* BEGIN Data lines *

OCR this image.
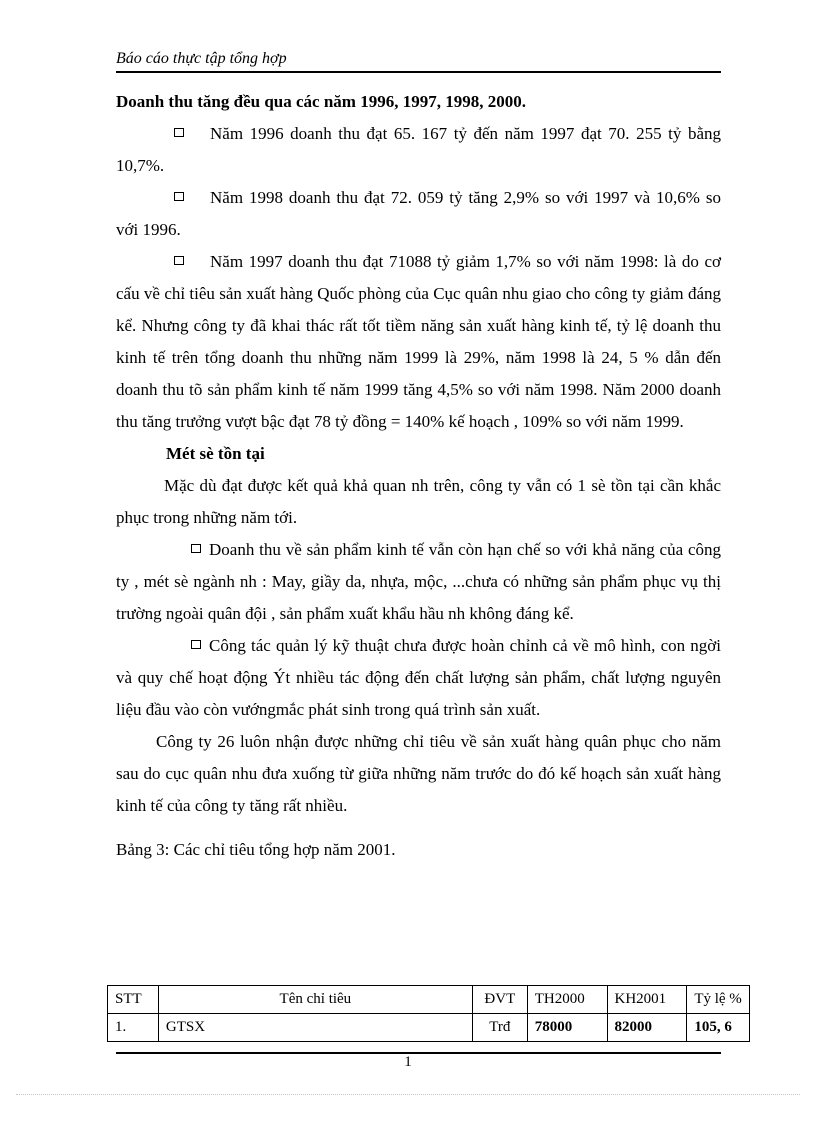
Báo cáo thực tập tổng hợp

Doanh thu tăng đều qua các năm 1996, 1997, 1998, 2000.

Năm 1996 doanh thu đạt 65. 167 tỷ đến năm 1997 đạt 70. 255 tỷ bằng 10,7%.

Năm 1998 doanh thu đạt 72. 059 tỷ tăng 2,9% so với 1997 và 10,6% so với 1996.

Năm 1997 doanh thu đạt 71088 tỷ giảm 1,7% so với năm 1998: là do cơ cấu về chỉ tiêu sản xuất hàng Quốc phòng của Cục quân nhu giao cho công ty giảm đáng kể. Nhưng công ty đã khai thác rất tốt tiềm năng sản xuất hàng kinh tế, tỷ lệ doanh thu kinh tế trên tổng doanh thu những năm 1999 là 29%, năm 1998 là 24, 5 % dẫn đến doanh thu tõ sản phẩm kinh tế năm 1999 tăng 4,5% so với năm 1998. Năm 2000 doanh thu tăng trưởng vượt bậc đạt 78 tỷ đồng = 140% kế hoạch , 109% so với năm 1999.

Mét sè tồn tại

Mặc dù đạt được kết quả khả quan nh trên, công ty vẫn có 1 sè tồn tại cần khắc phục trong những năm tới.

Doanh thu về sản phẩm kinh tế vẫn còn hạn chế so với khả năng của công ty , mét sè ngành nh : May, giầy da, nhựa, mộc, ...chưa có những sản phẩm phục vụ thị trường ngoài quân đội , sản phẩm xuất khẩu hầu nh không đáng kể.

Công tác quản lý kỹ thuật chưa được hoàn chỉnh cả về mô hình, con ngời và quy chế hoạt động Ýt nhiều tác động đến chất lượng sản phẩm, chất lượng nguyên liệu đầu vào còn vướngmắc phát sinh trong quá trình sản xuất.

Công ty 26 luôn nhận được những chỉ tiêu về sản xuất hàng quân phục cho năm sau do cục quân nhu đưa xuống từ giữa những năm trước do đó kế hoạch sản xuất hàng kinh tế của công ty tăng rất nhiều.

Bảng 3: Các chỉ tiêu tổng hợp năm 2001.

STT	Tên chỉ tiêu	ĐVT	TH2000	KH2001	Tỷ lệ %
1.	GTSX	Trđ	78000	82000	105, 6
1
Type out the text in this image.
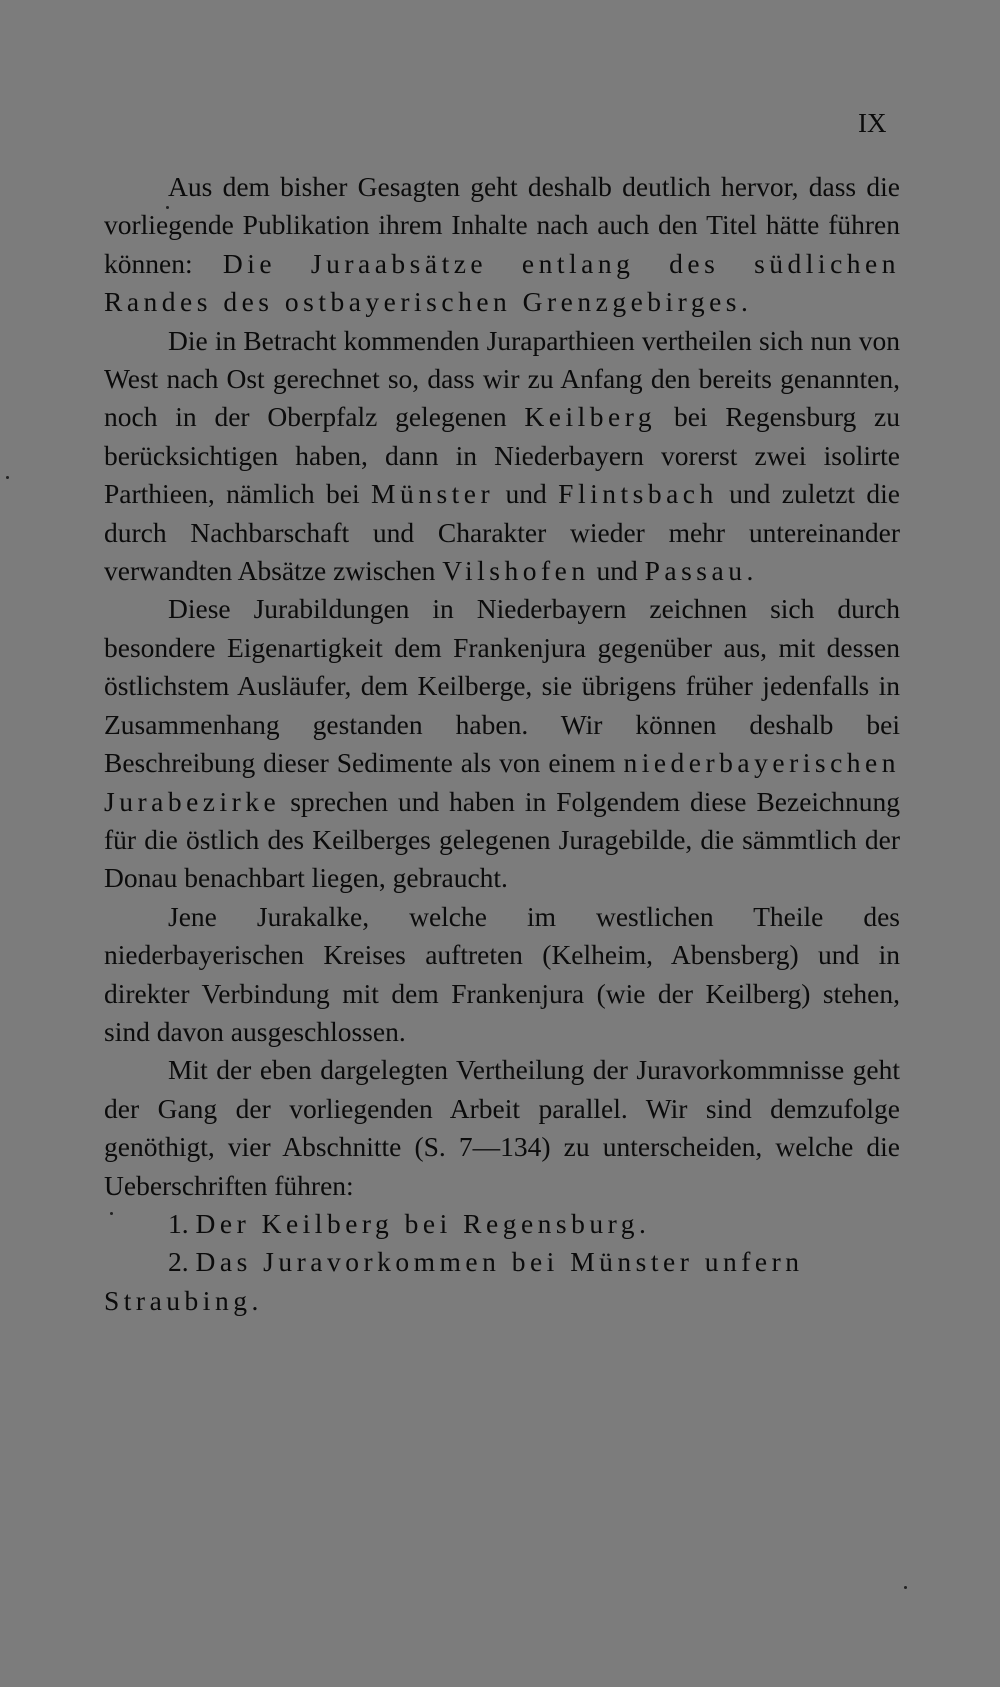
IX

Aus dem bisher Gesagten geht deshalb deutlich hervor, dass die vorliegende Publikation ihrem Inhalte nach auch den Titel hätte führen können: Die Juraabsätze entlang des südlichen Randes des ostbayerischen Grenzgebirges.

Die in Betracht kommenden Juraparthieen vertheilen sich nun von West nach Ost gerechnet so, dass wir zu Anfang den bereits genannten, noch in der Oberpfalz gelegenen Keilberg bei Regensburg zu berücksichtigen haben, dann in Niederbayern vorerst zwei isolirte Parthieen, nämlich bei Münster und Flintsbach und zuletzt die durch Nachbarschaft und Charakter wieder mehr untereinander verwandten Absätze zwischen Vilshofen und Passau.

Diese Jurabildungen in Niederbayern zeichnen sich durch besondere Eigenartigkeit dem Frankenjura gegenüber aus, mit dessen östlichstem Ausläufer, dem Keilberge, sie übrigens früher jedenfalls in Zusammenhang gestanden haben. Wir können deshalb bei Beschreibung dieser Sedimente als von einem niederbayerischen Jurabezirke sprechen und haben in Folgendem diese Bezeichnung für die östlich des Keilberges gelegenen Juragebilde, die sämmtlich der Donau benachbart liegen, gebraucht.

Jene Jurakalke, welche im westlichen Theile des niederbayerischen Kreises auftreten (Kelheim, Abensberg) und in direkter Verbindung mit dem Frankenjura (wie der Keilberg) stehen, sind davon ausgeschlossen.

Mit der eben dargelegten Vertheilung der Juravorkommnisse geht der Gang der vorliegenden Arbeit parallel. Wir sind demzufolge genöthigt, vier Abschnitte (S. 7—134) zu unterscheiden, welche die Ueberschriften führen:

1. Der Keilberg bei Regensburg.

2. Das Juravorkommen bei Münster unfern Straubing.
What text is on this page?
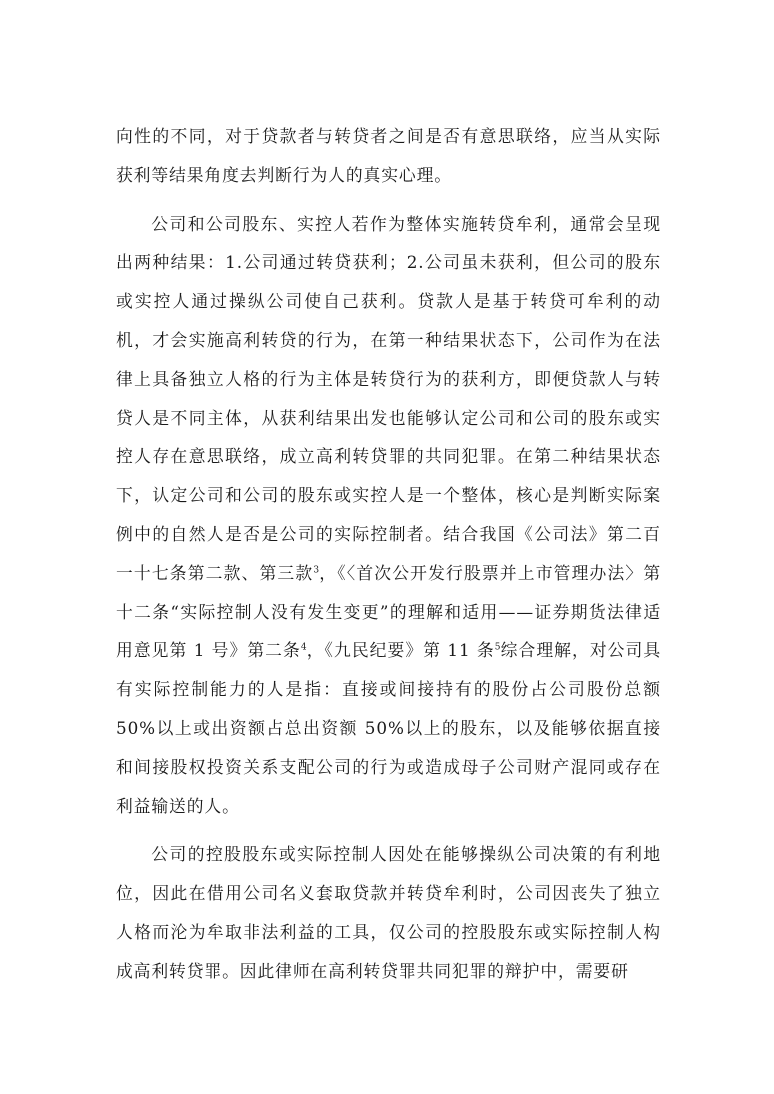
向性的不同，对于贷款者与转贷者之间是否有意思联络，应当从实际获利等结果角度去判断行为人的真实心理。

公司和公司股东、实控人若作为整体实施转贷牟利，通常会呈现出两种结果：1.公司通过转贷获利；2.公司虽未获利，但公司的股东或实控人通过操纵公司使自己获利。贷款人是基于转贷可牟利的动机，才会实施高利转贷的行为，在第一种结果状态下，公司作为在法律上具备独立人格的行为主体是转贷行为的获利方，即便贷款人与转贷人是不同主体，从获利结果出发也能够认定公司和公司的股东或实控人存在意思联络，成立高利转贷罪的共同犯罪。在第二种结果状态下，认定公司和公司的股东或实控人是一个整体，核心是判断实际案例中的自然人是否是公司的实际控制者。结合我国《公司法》第二百一十七条第二款、第三款$^3$，《〈首次公开发行股票并上市管理办法〉第十二条“实际控制人没有发生变更”的理解和适用——证券期货法律适用意见第 1 号》第二条$^4$，《九民纪要》第 11 条$^5$综合理解，对公司具有实际控制能力的人是指：直接或间接持有的股份占公司股份总额 50%以上或出资额占总出资额 50%以上的股东，以及能够依据直接和间接股权投资关系支配公司的行为或造成母子公司财产混同或存在利益输送的人。

公司的控股股东或实际控制人因处在能够操纵公司决策的有利地位，因此在借用公司名义套取贷款并转贷牟利时，公司因丧失了独立人格而沦为牟取非法利益的工具，仅公司的控股股东或实际控制人构成高利转贷罪。因此律师在高利转贷罪共同犯罪的辩护中，需要研
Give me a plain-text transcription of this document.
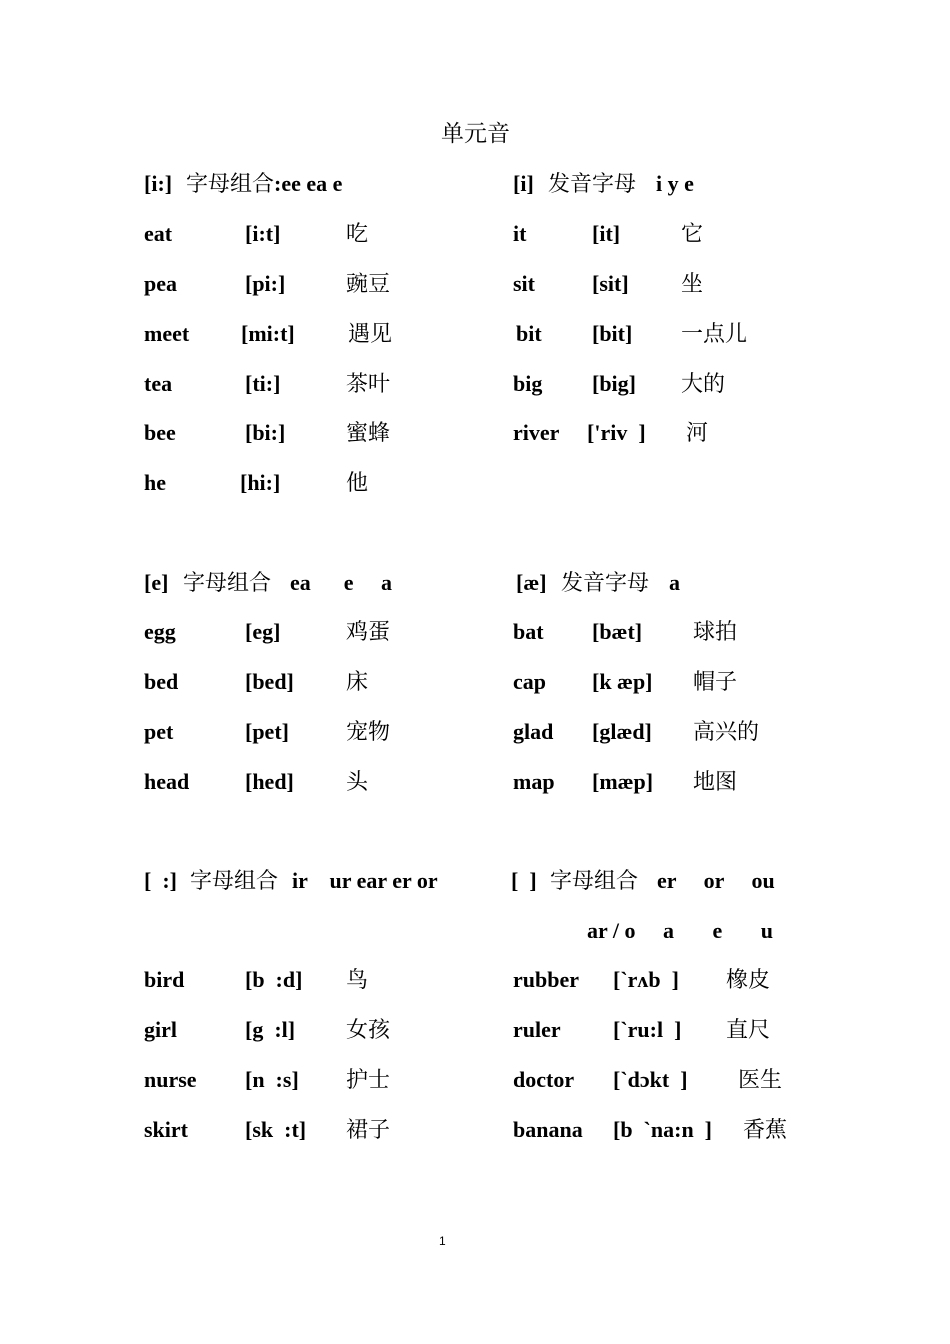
单元音
[i:] 字母组合 :ee ea e	[i] 发音字母 i y e
eat	[i:t]	吃
pea	[pi:]	豌豆
meet [mi:t] 遇见
tea	[ti:]	茶叶
bee	[bi:]	蜜蜂
he	[hi:]	他
it	[it]	它
sit	[sit] 坐
bit [bit] 一点儿
big [big] 大的
river ['riv  ] 河
[e] 字母组合 ea      e     a	[æ] 发音字母 a
egg	[eg]	鸡蛋
bed	[bed] 床
pet	[pet]	宠物
head	[hed] 头
bat [bæt] 球拍
cap [k æp] 帽子
glad [glæd] 高兴的
map [mæp] 地图
[  :] 字母组合 ir    ur ear er or	[  ] 字母组合 er     or     ou
ar / o     a       e       u
bird	[b  :d] 鸟
girl	[g  :l] 女孩
nurse [n  :s] 护士
skirt	[sk  :t] 裙子
rubber [`rʌb  ] 橡皮
ruler [`ru:l  ] 直尺
doctor [`dɔkt  ] 医生
banana [b  `na:n  ] 香蕉
1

* END Data lines *

The task: Take each line containing the string "字母组合" and copy it out.

Answer to the exercise:
[i:] 字母组合 :ee ea e	[i] 发音字母 i y e
[e] 字母组合 ea      e     a	[æ] 发音字母 a
[  :] 字母组合 ir    ur ear er or	[  ] 字母组合 er     or     ou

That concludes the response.